(SET PROBLEM):
Where the word "heading" occurs in a line, return that line.

Stored data:
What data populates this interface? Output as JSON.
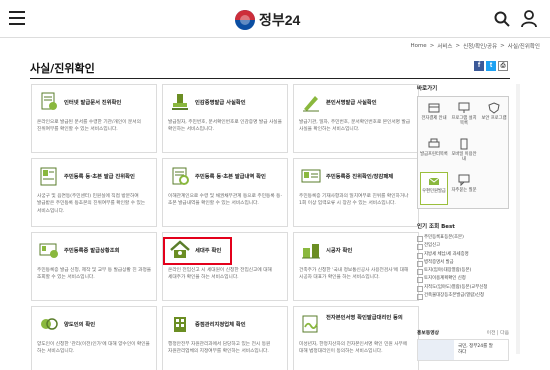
{
  "header": {
    "logo_text": "정부24",
    "brand_colors": {
      "red": "#cd2e3a",
      "blue": "#0b4ea2"
    }
  },
  "breadcrumb": [
    "Home",
    ">",
    "서비스",
    ">",
    "신청/확인/공유",
    ">",
    "사실/진위확인"
  ],
  "page": {
    "title": "사실/진위확인"
  },
  "share": {
    "facebook": "f",
    "twitter": "t"
  },
  "cards": [
    {
      "title": "인터넷 발급문서 진위확인",
      "desc": "온라인으로 발급된 문서를 수령한 기관/개인이 문서의 진위여부를 확인할 수 있는 서비스입니다.",
      "icon": "document-check-icon"
    },
    {
      "title": "인감증명발급 사실확인",
      "desc": "발급일자, 주민번호, 문서확인번호로 인감증명 발급 사실을 확인하는 서비스입니다.",
      "icon": "seal-stamp-icon"
    },
    {
      "title": "본인서명발급 사실확인",
      "desc": "발급기관, 일자, 주민번호, 문서확인번호로 본인서명 발급 사실을 확인하는 서비스입니다.",
      "icon": "pen-sign-icon"
    },
    {
      "title": "주민등록 등·초본 발급 진위확인",
      "desc": "사궁구 및 읍면동(주민센터) 민원실에 직접 방문하여 발급받은 주민등록 등초본의 진위여부를 확인할 수 있는 서비스입니다.",
      "icon": "resident-register-icon"
    },
    {
      "title": "주민등록 등·초본 발급내역 확인",
      "desc": "이해관계인으로 수령 및 채권채무관계 등으로 주민등록 등·초본 발급내역을 확인할 수 있는 서비스입니다.",
      "icon": "register-history-icon"
    },
    {
      "title": "주민등록증 진위확인/장감패제",
      "desc": "주민등록증 기재사항과의 일치여부로 진위를 확인하거나 1회 이상 입력오류 시 장감 수 있는 서비스입니다.",
      "icon": "id-card-icon"
    },
    {
      "title": "주민등록증 발급상황조회",
      "desc": "주민등록증 발급 신청, 제작 및 교부 등 발급상황 진 과정을 조회할 수 있는 서비스입니다.",
      "icon": "id-status-icon"
    },
    {
      "title": "세대주 확인",
      "desc": "온라인 전입신고 시 세대원이 신청한 전입신고에 대해 세대주가 확인을 하는 서비스입니다.",
      "icon": "household-icon"
    },
    {
      "title": "시공자 확인",
      "desc": "건축주가 신청한 '국내 정보통신공사 사용전검사'에 대해 시공자 대표가 확인을 하는 서비스입니다.",
      "icon": "constructor-icon"
    },
    {
      "title": "양도인의 확인",
      "desc": "양도인이 신청한 '관리(이전)인가'에 대해 양수인이 확인을 하는 서비스입니다.",
      "icon": "transfer-icon"
    },
    {
      "title": "중점관리지정업체 확인",
      "desc": "행정안전부 자원관리과에서 담당하고 있는 전시 동원 자원관리업체의 지정여부를 확인하는 서비스입니다.",
      "icon": "building-icon"
    },
    {
      "title": "전자본인서명 확인발급대리인 등의",
      "desc": "미성년자, 한정치산자의 전자본인서명 확인 민원 사무에 대해 법정대리인이 동의하는 서비스입니다.",
      "icon": "e-sign-icon"
    }
  ],
  "quick": {
    "heading": "바로가기",
    "items": [
      {
        "label": "전자결제 안내",
        "icon": "payment-icon",
        "active": false
      },
      {
        "label": "프로그램 설치 목록",
        "icon": "install-icon",
        "active": false
      },
      {
        "label": "보안 프로그램",
        "icon": "security-icon",
        "active": false
      },
      {
        "label": "발급프린터목록",
        "icon": "printer-icon",
        "active": false
      },
      {
        "label": "모바일 이용안내",
        "icon": "mobile-icon",
        "active": false
      },
      {
        "label": "",
        "icon": "",
        "active": false
      },
      {
        "label": "우편민원발급",
        "icon": "mail-icon",
        "active": true
      },
      {
        "label": "자주묻는 질문",
        "icon": "faq-icon",
        "active": false
      },
      {
        "label": "",
        "icon": "",
        "active": false
      }
    ]
  },
  "popular": {
    "heading": "인기 조회 Best",
    "items": [
      "주민등록표등본(초본)",
      "전입신고",
      "지방세 체납/세 과세증명",
      "병적증명서 발급",
      "토지(임야)대장열람(등본)",
      "토지이용계획확인 신청",
      "지적도(임야도)열람(등본)교부신청",
      "건축물대장등초본발급(열람)신청"
    ]
  },
  "promo": {
    "heading": "홍보동영상",
    "controls": "이전 | 다음",
    "text_line1": "국민, 정부24를 말",
    "text_line2": "하다"
  }
}
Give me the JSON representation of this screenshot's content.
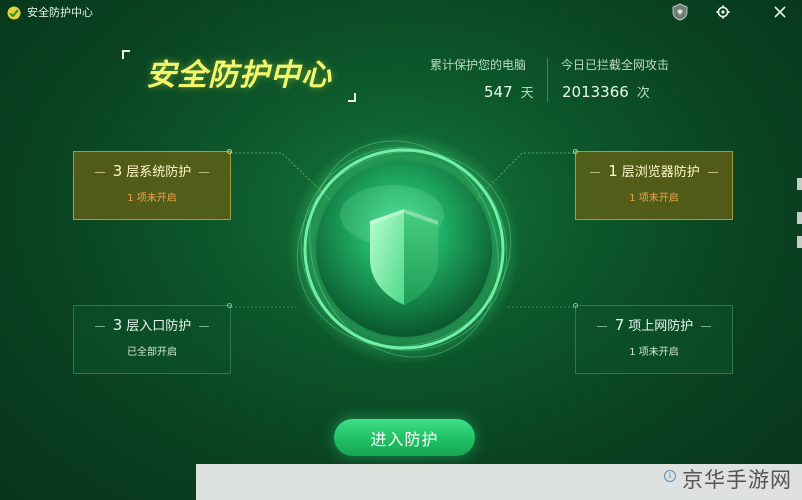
{
  "window": {
    "title": "安全防护中心",
    "controls": [
      {
        "name": "badge-icon"
      },
      {
        "name": "gear-icon"
      },
      {
        "name": "close-icon"
      }
    ]
  },
  "hero": {
    "title": "安全防护中心"
  },
  "stats": {
    "protected": {
      "label": "累计保护您的电脑",
      "value": "547",
      "unit": "天"
    },
    "blocked": {
      "label": "今日已拦截全网攻击",
      "value": "2013366",
      "unit": "次"
    }
  },
  "cards": {
    "system": {
      "count": "3",
      "title": "层系统防护",
      "status": "1 项未开启",
      "state": "warning"
    },
    "browser": {
      "count": "1",
      "title": "层浏览器防护",
      "status": "1 项未开启",
      "state": "warning"
    },
    "entry": {
      "count": "3",
      "title": "层入口防护",
      "status": "已全部开启",
      "state": "ok"
    },
    "internet": {
      "count": "7",
      "title": "项上网防护",
      "status": "1 项未开启",
      "state": "ok"
    }
  },
  "action": {
    "enter_label": "进入防护"
  },
  "watermark": {
    "text": "京华手游网"
  },
  "colors": {
    "background": "#0d5a2c",
    "hero_title": "#f2f56d",
    "warning_card": "#656015",
    "warning_text": "#f0a34c",
    "button": "#20bf63"
  }
}
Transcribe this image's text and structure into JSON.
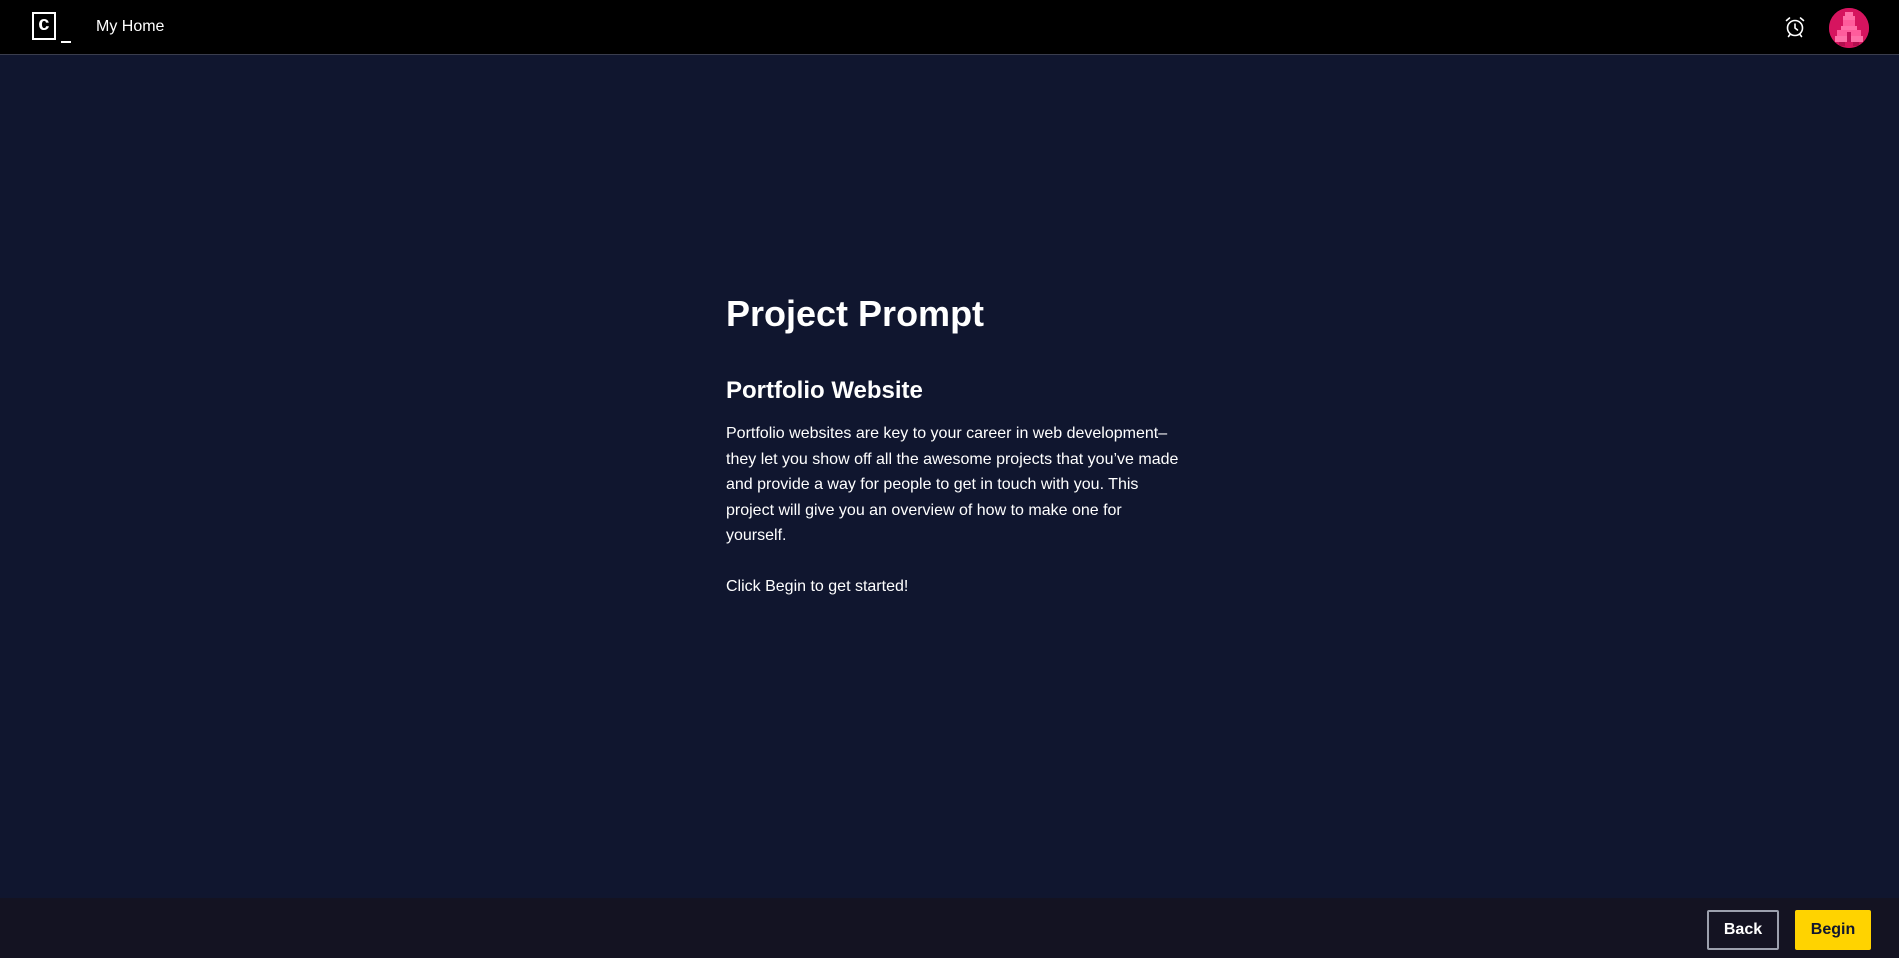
{
  "header": {
    "logo_text": "c",
    "home_label": "My Home",
    "alarm_icon": "alarm-clock-icon",
    "avatar_icon": "pixel-avatar",
    "avatar_color": "#d6145f"
  },
  "main": {
    "title": "Project Prompt",
    "project_name": "Portfolio Website",
    "description": "Portfolio websites are key to your career in web development–they let you show off all the awesome projects that you’ve made and provide a way for people to get in touch with you. This project will give you an overview of how to make one for yourself.",
    "cta": "Click Begin to get started!"
  },
  "footer": {
    "back_label": "Back",
    "begin_label": "Begin",
    "begin_color": "#ffd300"
  },
  "theme": {
    "background": "#10162f",
    "topbar": "#000000",
    "footer": "#141322"
  }
}
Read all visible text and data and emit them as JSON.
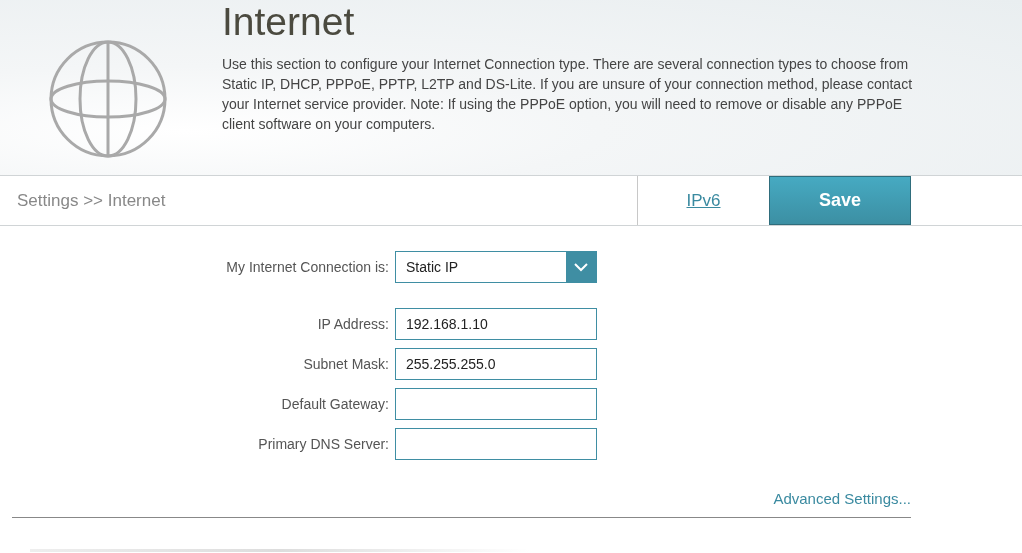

(SOLUTION TO THIS PROBLEM):
    "heading": "바로가기",
    "heading": "인기 조회 Best",
    "heading": "홍보동영상",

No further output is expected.